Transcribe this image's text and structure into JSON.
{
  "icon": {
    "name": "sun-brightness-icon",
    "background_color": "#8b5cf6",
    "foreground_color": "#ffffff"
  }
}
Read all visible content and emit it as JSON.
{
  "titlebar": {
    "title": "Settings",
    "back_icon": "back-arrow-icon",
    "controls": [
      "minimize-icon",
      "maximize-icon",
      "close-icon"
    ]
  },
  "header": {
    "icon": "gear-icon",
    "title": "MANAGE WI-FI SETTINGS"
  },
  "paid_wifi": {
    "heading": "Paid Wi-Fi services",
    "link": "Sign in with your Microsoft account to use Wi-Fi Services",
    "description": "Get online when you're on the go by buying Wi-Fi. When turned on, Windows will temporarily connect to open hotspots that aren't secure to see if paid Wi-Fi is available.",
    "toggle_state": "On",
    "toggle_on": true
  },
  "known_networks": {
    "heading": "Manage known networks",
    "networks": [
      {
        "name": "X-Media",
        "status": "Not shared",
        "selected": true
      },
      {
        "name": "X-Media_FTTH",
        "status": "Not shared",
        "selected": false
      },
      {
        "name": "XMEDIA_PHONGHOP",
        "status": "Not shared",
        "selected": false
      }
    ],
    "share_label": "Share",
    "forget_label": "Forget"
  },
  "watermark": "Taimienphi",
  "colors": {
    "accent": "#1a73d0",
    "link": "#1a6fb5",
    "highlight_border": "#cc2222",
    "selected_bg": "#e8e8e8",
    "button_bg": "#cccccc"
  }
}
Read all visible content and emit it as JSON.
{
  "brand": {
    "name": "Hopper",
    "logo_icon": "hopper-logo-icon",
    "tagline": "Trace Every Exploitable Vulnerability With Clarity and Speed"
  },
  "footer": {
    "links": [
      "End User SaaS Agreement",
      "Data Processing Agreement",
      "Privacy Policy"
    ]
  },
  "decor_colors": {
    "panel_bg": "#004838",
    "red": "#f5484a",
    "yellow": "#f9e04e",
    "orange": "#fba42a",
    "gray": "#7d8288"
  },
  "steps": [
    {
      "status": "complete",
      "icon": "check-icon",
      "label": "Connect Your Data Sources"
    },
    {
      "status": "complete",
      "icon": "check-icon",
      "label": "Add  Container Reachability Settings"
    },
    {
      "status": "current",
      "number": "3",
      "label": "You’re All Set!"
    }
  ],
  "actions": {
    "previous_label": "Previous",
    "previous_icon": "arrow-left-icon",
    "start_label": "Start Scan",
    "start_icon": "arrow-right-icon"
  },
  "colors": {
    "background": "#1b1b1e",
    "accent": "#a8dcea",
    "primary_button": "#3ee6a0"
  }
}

-.-.-

Type out the material again exactly as presented.

Transcribe this image's text and structure into JSON.
{
  "icon": {
    "name": "sun-brightness-icon",
    "background_color": "#8b5cf6",
    "foreground_color": "#ffffff"
  }
}
Read all visible content and emit it as JSON.
{
  "titlebar": {
    "title": "Settings",
    "back_icon": "back-arrow-icon",
    "controls": [
      "minimize-icon",
      "maximize-icon",
      "close-icon"
    ]
  },
  "header": {
    "icon": "gear-icon",
    "title": "MANAGE WI-FI SETTINGS"
  },
  "paid_wifi": {
    "heading": "Paid Wi-Fi services",
    "link": "Sign in with your Microsoft account to use Wi-Fi Services",
    "description": "Get online when you're on the go by buying Wi-Fi. When turned on, Windows will temporarily connect to open hotspots that aren't secure to see if paid Wi-Fi is available.",
    "toggle_state": "On",
    "toggle_on": true
  },
  "known_networks": {
    "heading": "Manage known networks",
    "networks": [
      {
        "name": "X-Media",
        "status": "Not shared",
        "selected": true
      },
      {
        "name": "X-Media_FTTH",
        "status": "Not shared",
        "selected": false
      },
      {
        "name": "XMEDIA_PHONGHOP",
        "status": "Not shared",
        "selected": false
      }
    ],
    "share_label": "Share",
    "forget_label": "Forget"
  },
  "watermark": "Taimienphi",
  "colors": {
    "accent": "#1a73d0",
    "link": "#1a6fb5",
    "highlight_border": "#cc2222",
    "selected_bg": "#e8e8e8",
    "button_bg": "#cccccc"
  }
}
Read all visible content and emit it as JSON.
{
  "brand": {
    "name": "Hopper",
    "logo_icon": "hopper-logo-icon",
    "tagline": "Trace Every Exploitable Vulnerability With Clarity and Speed"
  },
  "footer": {
    "links": [
      "End User SaaS Agreement",
      "Data Processing Agreement",
      "Privacy Policy"
    ]
  },
  "decor_colors": {
    "panel_bg": "#004838",
    "red": "#f5484a",
    "yellow": "#f9e04e",
    "orange": "#fba42a",
    "gray": "#7d8288"
  },
  "steps": [
    {
      "status": "complete",
      "icon": "check-icon",
      "label": "Connect Your Data Sources"
    },
    {
      "status": "complete",
      "icon": "check-icon",
      "label": "Add  Container Reachability Settings"
    },
    {
      "status": "current",
      "number": "3",
      "label": "You’re All Set!"
    }
  ],
  "actions": {
    "previous_label": "Previous",
    "previous_icon": "arrow-left-icon",
    "start_label": "Start Scan",
    "start_icon": "arrow-right-icon"
  },
  "colors": {
    "background": "#1b1b1e",
    "accent": "#a8dcea",
    "primary_button": "#3ee6a0"
  }
}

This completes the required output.